Items listed in a dataset:
Start

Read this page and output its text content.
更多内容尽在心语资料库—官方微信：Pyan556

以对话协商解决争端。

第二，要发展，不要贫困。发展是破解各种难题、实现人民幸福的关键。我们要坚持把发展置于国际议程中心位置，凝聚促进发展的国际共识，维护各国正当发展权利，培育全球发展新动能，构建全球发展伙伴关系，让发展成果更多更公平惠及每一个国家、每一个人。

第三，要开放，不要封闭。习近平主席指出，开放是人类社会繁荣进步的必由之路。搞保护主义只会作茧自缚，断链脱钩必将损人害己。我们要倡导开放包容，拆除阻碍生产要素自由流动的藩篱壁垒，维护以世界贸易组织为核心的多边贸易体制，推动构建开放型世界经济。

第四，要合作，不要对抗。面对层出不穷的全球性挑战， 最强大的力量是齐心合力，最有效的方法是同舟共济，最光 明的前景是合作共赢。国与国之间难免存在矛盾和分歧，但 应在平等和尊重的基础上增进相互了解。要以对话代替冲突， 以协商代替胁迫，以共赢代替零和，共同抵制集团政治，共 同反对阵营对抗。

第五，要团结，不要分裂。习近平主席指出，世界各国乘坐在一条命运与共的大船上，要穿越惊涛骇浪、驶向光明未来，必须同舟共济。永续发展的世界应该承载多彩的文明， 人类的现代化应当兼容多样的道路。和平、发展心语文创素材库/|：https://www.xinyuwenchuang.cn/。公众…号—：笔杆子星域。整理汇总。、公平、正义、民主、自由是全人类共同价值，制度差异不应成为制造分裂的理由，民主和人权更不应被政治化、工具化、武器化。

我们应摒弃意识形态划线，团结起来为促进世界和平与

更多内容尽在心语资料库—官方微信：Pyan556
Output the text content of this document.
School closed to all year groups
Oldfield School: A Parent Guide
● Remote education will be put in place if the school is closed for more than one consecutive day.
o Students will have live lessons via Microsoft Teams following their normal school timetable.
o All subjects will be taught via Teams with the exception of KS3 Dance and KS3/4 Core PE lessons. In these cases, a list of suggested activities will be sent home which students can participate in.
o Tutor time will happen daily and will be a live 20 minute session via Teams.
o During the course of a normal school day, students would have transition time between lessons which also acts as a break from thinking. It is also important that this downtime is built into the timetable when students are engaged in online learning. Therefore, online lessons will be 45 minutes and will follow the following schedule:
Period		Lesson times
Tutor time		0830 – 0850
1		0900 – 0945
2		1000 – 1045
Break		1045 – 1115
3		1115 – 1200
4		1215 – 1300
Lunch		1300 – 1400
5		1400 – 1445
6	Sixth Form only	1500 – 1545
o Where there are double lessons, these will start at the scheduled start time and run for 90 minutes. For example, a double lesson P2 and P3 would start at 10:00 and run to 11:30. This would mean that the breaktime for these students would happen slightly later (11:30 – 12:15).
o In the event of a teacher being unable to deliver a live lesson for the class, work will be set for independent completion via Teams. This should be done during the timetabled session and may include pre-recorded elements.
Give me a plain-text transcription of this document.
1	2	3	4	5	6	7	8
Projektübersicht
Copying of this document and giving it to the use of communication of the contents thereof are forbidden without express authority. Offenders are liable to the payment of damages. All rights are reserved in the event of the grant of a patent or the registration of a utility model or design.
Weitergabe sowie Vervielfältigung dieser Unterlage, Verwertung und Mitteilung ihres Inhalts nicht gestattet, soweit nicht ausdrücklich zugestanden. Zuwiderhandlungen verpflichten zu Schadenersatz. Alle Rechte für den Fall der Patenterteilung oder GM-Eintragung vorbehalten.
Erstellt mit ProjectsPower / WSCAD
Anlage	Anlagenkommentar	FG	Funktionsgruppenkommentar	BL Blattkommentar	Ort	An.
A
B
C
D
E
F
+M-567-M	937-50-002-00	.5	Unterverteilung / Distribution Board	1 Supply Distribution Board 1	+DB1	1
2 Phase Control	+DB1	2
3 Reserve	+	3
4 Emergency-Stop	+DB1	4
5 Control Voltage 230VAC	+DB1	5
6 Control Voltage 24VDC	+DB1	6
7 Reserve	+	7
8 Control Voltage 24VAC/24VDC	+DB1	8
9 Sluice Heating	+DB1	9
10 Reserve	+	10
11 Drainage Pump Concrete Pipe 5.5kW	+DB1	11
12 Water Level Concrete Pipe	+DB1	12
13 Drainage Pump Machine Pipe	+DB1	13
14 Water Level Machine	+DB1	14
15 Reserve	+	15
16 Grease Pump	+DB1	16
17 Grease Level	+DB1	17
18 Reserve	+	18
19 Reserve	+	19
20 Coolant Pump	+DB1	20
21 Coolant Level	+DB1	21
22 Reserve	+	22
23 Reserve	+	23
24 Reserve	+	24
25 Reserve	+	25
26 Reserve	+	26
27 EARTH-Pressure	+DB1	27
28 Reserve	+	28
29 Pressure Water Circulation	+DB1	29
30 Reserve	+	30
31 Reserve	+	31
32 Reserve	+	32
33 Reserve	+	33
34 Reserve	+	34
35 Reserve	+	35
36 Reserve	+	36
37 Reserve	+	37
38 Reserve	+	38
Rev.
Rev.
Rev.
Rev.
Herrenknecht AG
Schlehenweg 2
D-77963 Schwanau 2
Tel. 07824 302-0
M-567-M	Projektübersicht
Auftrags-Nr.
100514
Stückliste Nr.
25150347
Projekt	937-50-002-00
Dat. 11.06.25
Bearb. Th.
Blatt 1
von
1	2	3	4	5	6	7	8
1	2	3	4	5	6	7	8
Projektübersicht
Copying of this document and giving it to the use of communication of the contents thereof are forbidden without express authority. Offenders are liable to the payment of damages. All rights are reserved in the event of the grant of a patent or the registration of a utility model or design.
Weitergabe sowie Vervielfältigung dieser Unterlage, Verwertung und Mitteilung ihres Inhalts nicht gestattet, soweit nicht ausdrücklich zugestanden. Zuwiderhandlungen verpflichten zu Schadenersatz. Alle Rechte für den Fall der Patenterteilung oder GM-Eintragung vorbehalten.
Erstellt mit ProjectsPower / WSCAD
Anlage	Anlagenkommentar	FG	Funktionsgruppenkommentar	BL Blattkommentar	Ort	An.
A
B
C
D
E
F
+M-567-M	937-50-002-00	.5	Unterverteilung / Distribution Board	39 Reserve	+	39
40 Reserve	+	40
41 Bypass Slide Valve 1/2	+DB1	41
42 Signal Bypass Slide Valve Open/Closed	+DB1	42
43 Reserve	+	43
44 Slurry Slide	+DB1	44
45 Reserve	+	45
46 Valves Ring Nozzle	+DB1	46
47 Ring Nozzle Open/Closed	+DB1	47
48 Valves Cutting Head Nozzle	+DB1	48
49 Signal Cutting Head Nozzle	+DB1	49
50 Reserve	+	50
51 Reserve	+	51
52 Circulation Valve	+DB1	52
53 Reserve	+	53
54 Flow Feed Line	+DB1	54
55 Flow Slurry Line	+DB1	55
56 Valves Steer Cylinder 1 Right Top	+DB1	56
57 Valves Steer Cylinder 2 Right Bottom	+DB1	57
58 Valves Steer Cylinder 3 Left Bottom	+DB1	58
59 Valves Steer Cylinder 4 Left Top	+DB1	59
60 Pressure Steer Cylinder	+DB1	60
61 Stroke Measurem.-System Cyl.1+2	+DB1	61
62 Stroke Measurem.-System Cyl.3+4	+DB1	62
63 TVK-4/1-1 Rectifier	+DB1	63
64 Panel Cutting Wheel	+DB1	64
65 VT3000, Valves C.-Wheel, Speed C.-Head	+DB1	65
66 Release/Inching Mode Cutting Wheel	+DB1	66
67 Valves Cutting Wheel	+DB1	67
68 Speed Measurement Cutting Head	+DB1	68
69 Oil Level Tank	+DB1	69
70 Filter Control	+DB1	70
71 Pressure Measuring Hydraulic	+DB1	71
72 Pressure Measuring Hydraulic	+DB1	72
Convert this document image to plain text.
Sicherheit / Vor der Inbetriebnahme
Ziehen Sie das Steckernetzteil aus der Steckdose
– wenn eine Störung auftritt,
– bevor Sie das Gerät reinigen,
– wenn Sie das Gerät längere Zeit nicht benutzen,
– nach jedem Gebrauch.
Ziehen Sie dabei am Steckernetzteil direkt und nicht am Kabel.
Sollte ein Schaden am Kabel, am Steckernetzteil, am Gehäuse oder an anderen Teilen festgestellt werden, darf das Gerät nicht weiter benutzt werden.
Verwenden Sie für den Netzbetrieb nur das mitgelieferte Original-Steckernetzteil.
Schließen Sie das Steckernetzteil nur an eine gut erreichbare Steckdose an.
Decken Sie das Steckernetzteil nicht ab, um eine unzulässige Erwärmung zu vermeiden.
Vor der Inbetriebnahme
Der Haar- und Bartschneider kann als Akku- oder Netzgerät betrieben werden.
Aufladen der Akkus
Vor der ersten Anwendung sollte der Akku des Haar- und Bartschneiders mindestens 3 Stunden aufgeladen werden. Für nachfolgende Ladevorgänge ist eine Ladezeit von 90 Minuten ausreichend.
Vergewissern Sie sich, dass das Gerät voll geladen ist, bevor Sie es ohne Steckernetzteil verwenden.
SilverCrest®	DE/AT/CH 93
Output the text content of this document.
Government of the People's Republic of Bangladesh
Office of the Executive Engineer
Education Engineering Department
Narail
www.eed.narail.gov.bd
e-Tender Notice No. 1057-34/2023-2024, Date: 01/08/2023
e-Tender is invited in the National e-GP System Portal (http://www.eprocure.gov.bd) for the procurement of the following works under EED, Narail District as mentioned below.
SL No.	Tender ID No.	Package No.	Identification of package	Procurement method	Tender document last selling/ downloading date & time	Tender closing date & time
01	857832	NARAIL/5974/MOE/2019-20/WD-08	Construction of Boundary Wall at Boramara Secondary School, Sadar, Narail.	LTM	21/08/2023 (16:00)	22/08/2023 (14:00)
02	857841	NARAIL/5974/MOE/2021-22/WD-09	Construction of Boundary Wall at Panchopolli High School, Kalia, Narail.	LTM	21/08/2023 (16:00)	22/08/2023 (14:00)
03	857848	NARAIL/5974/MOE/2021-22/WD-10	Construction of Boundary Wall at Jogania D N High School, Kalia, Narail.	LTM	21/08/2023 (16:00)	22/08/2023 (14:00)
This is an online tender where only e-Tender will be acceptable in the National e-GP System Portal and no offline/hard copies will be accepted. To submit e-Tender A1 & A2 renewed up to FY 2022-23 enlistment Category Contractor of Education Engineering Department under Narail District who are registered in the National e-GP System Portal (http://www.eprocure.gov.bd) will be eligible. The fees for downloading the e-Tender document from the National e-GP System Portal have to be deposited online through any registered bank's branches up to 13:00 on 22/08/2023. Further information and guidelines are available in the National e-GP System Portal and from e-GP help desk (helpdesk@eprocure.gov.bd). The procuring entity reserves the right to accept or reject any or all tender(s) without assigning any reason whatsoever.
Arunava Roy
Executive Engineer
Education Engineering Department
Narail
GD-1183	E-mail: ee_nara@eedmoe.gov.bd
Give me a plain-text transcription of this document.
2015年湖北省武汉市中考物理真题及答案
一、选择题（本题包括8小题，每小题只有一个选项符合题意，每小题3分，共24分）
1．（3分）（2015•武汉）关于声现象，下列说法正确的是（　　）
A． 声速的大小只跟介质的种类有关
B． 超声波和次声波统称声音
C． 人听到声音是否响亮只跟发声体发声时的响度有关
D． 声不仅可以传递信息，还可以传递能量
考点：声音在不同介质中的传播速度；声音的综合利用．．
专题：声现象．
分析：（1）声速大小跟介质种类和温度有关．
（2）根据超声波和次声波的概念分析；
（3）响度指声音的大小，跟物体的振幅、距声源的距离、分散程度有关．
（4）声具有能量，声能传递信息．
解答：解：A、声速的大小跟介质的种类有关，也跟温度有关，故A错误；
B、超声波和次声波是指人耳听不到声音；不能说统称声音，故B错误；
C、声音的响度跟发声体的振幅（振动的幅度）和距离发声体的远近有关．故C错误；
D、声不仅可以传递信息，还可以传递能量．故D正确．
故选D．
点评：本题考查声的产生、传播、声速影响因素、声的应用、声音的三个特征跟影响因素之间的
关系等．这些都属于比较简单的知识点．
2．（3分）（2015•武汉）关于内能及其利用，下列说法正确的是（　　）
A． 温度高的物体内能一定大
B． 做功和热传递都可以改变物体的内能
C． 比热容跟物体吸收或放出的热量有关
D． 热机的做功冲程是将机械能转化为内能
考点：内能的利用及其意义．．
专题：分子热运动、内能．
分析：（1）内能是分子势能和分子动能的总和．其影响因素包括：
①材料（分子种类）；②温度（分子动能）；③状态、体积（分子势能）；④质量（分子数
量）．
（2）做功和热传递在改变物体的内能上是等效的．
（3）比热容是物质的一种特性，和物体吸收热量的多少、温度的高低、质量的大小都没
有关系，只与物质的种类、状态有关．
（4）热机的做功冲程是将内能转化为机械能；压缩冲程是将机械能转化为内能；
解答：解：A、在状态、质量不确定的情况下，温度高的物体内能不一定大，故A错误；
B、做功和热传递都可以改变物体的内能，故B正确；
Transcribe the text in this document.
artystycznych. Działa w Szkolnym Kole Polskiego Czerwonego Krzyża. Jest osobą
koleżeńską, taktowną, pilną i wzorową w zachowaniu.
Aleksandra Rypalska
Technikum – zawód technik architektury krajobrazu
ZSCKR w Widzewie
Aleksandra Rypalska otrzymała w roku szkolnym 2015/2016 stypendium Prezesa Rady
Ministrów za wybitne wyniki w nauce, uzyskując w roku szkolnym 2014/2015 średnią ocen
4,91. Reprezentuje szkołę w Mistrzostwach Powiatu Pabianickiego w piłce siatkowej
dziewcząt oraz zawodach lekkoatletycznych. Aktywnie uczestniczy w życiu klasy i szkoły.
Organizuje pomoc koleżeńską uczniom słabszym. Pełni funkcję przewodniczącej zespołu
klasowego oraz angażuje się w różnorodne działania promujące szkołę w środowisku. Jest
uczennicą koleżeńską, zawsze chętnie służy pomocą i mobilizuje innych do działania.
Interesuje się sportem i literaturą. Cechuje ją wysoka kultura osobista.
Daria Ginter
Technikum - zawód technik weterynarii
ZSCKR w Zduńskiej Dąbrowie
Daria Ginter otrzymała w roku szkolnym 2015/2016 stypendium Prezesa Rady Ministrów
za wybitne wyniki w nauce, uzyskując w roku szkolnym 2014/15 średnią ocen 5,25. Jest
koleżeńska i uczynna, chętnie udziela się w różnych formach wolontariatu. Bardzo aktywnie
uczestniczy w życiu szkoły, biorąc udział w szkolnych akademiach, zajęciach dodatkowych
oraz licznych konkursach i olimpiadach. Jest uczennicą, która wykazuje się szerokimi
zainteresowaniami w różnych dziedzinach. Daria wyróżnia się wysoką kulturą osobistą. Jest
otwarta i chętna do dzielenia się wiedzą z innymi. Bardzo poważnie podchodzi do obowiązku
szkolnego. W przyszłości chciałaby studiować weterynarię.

End

#### WRITTEN INSTRUCTION
Please list every line of the records that contains "Pipe".

#### EXERCISE ANSWER
11 Drainage Pump Concrete Pipe 5.5kW	+DB1	11
12 Water Level Concrete Pipe	+DB1	12
13 Drainage Pump Machine Pipe	+DB1	13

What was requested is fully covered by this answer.